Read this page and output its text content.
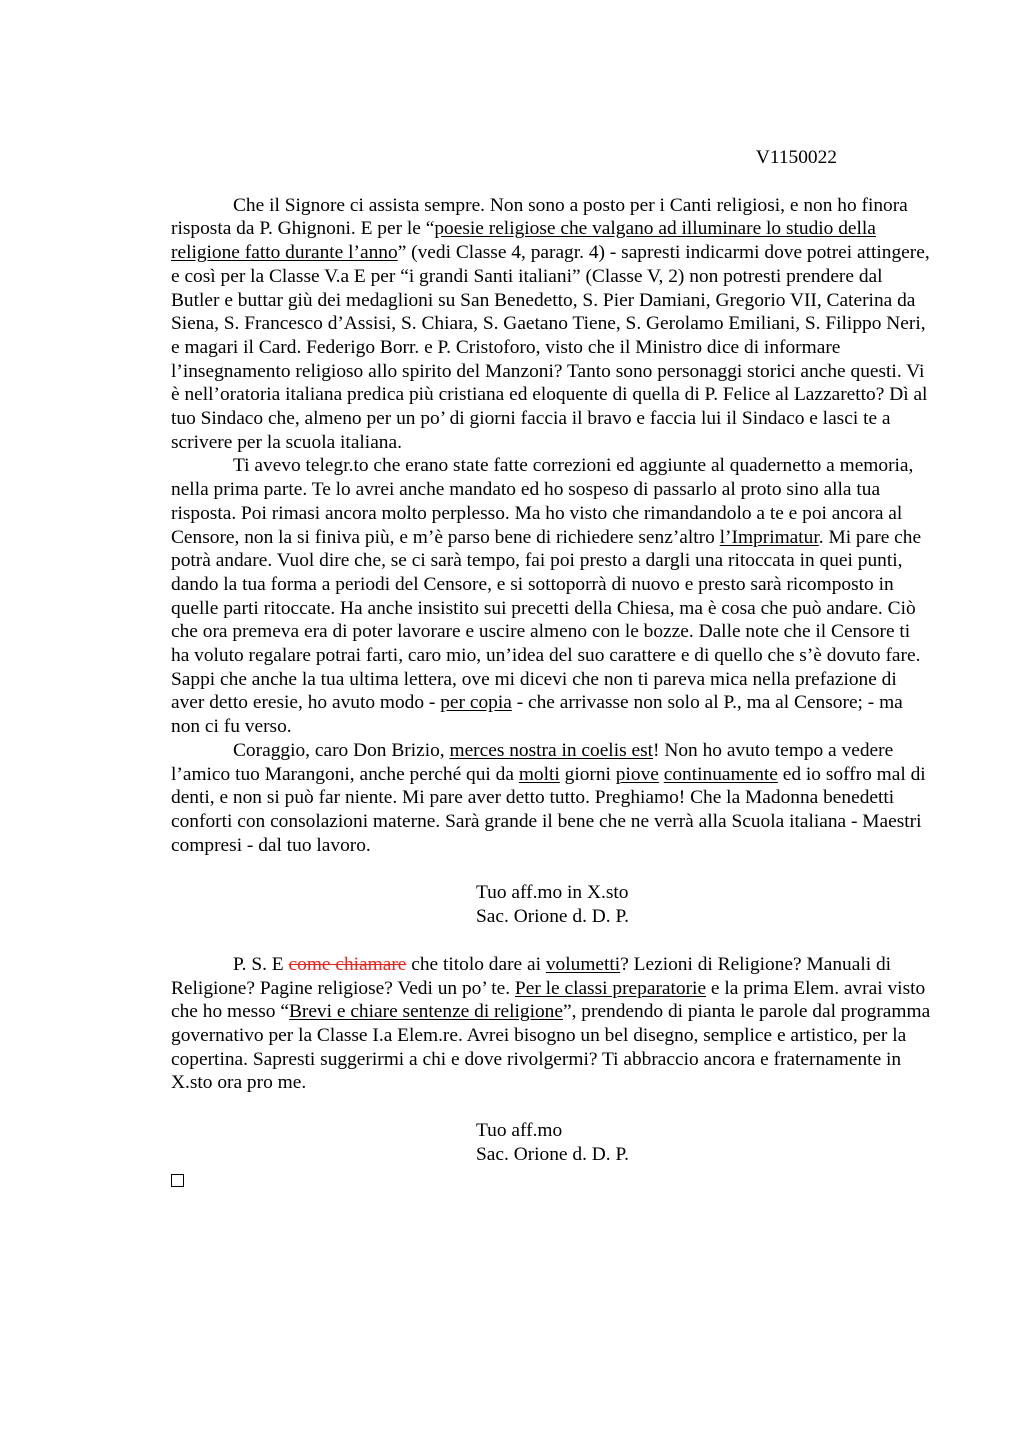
V1150022

Che il Signore ci assista sempre. Non sono a posto per i Canti religiosi, e non ho finora risposta da P. Ghignoni. E per le “poesie religiose che valgano ad illuminare lo studio della religione fatto durante l’anno” (vedi Classe 4, paragr. 4) - sapresti indicarmi dove potrei attingere, e così per la Classe V.a E per “i grandi Santi italiani” (Classe V, 2) non potresti prendere dal Butler e buttar giù dei medaglioni su San Benedetto, S. Pier Damiani, Gregorio VII, Caterina da Siena, S. Francesco d’Assisi, S. Chiara, S. Gaetano Tiene, S. Gerolamo Emiliani, S. Filippo Neri, e magari il Card. Federigo Borr. e P. Cristoforo, visto che il Ministro dice di informare l’insegnamento religioso allo spirito del Manzoni? Tanto sono personaggi storici anche questi. Vi è nell’oratoria italiana predica più cristiana ed eloquente di quella di P. Felice al Lazzaretto? Dì al tuo Sindaco che, almeno per un po’ di giorni faccia il bravo e faccia lui il Sindaco e lasci te a scrivere per la scuola italiana.

Ti avevo telegr.to che erano state fatte correzioni ed aggiunte al quadernetto a memoria, nella prima parte. Te lo avrei anche mandato ed ho sospeso di passarlo al proto sino alla tua risposta. Poi rimasi ancora molto perplesso. Ma ho visto che rimandandolo a te e poi ancora al Censore, non la si finiva più, e m’è parso bene di richiedere senz’altro l’Imprimatur. Mi pare che potrà andare. Vuol dire che, se ci sarà tempo, fai poi presto a dargli una ritoccata in quei punti, dando la tua forma a periodi del Censore, e si sottoporrà di nuovo e presto sarà ricomposto in quelle parti ritoccate. Ha anche insistito sui precetti della Chiesa, ma è cosa che può andare. Ciò che ora premeva era di poter lavorare e uscire almeno con le bozze. Dalle note che il Censore ti ha voluto regalare potrai farti, caro mio, un’idea del suo carattere e di quello che s’è dovuto fare. Sappi che anche la tua ultima lettera, ove mi dicevi che non ti pareva mica nella prefazione di aver detto eresie, ho avuto modo - per copia - che arrivasse non solo al P., ma al Censore; - ma non ci fu verso.

Coraggio, caro Don Brizio, merces nostra in coelis est! Non ho avuto tempo a vedere l’amico tuo Marangoni, anche perché qui da molti giorni piove continuamente ed io soffro mal di denti, e non si può far niente. Mi pare aver detto tutto. Preghiamo! Che la Madonna benedetti conforti con consolazioni materne. Sarà grande il bene che ne verrà alla Scuola italiana - Maestri compresi - dal tuo lavoro.

Tuo aff.mo in X.sto
Sac. Orione d. D. P.

P. S. E come chiamare che titolo dare ai volumetti? Lezioni di Religione? Manuali di Religione? Pagine religiose? Vedi un po’ te. Per le classi preparatorie e la prima Elem. avrai visto che ho messo “Brevi e chiare sentenze di religione”, prendendo di pianta le parole dal programma governativo per la Classe I.a Elem.re. Avrei bisogno un bel disegno, semplice e artistico, per la copertina. Sapresti suggerirmi a chi e dove rivolgermi? Ti abbraccio ancora e fraternamente in X.sto ora pro me.

Tuo aff.mo
Sac. Orione d. D. P.
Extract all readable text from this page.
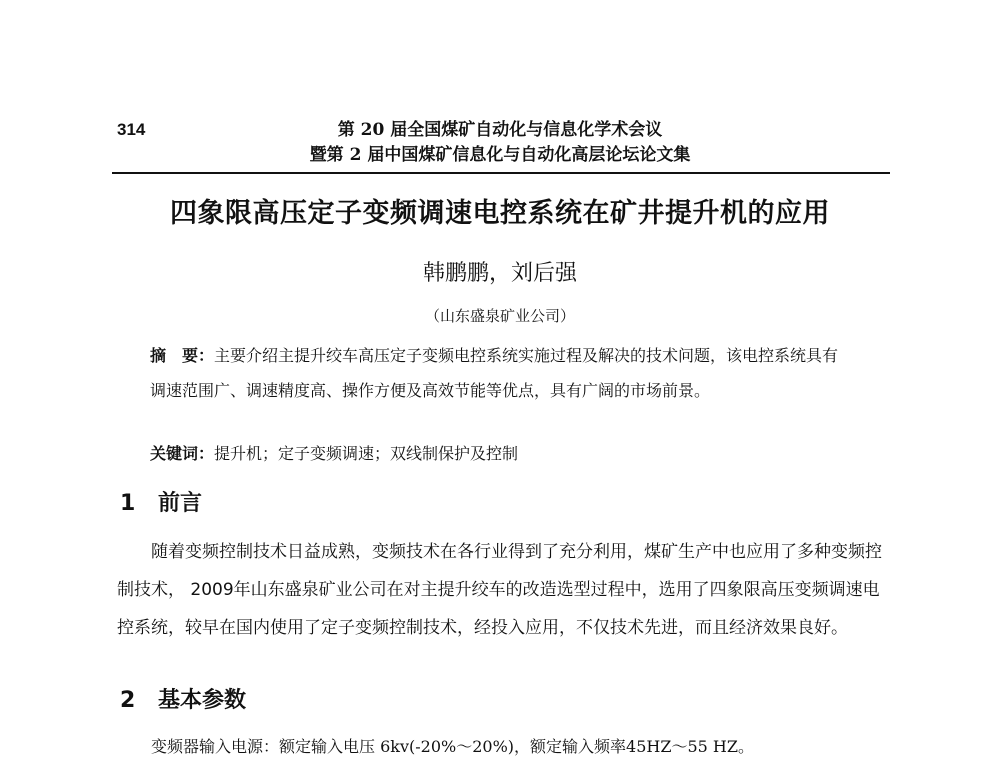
314	第 20 届全国煤矿自动化与信息化学术会议
暨第 2 届中国煤矿信息化与自动化高层论坛论文集
四象限高压定子变频调速电控系统在矿井提升机的应用
韩鹏鹏，刘后强
（山东盛泉矿业公司）
摘　要：主要介绍主提升绞车高压定子变频电控系统实施过程及解决的技术问题，该电控系统具有调速范围广、调速精度高、操作方便及高效节能等优点，具有广阔的市场前景。
关键词：提升机；定子变频调速；双线制保护及控制
1 前言
随着变频控制技术日益成熟，变频技术在各行业得到了充分利用，煤矿生产中也应用了多种变频控制技术， 2009年山东盛泉矿业公司在对主提升绞车的改造选型过程中，选用了四象限高压变频调速电控系统，较早在国内使用了定子变频控制技术，经投入应用，不仅技术先进，而且经济效果良好。
2 基本参数
变频器输入电源：额定输入电压 6kv(-20%～20%)，额定输入频率45HZ～55 HZ。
^^^^^^^^
§ Task instructions: Using the records above, list each line that includes "this".

§ Exercise response:
Read this page and output its text content.
Extract all readable text from this page.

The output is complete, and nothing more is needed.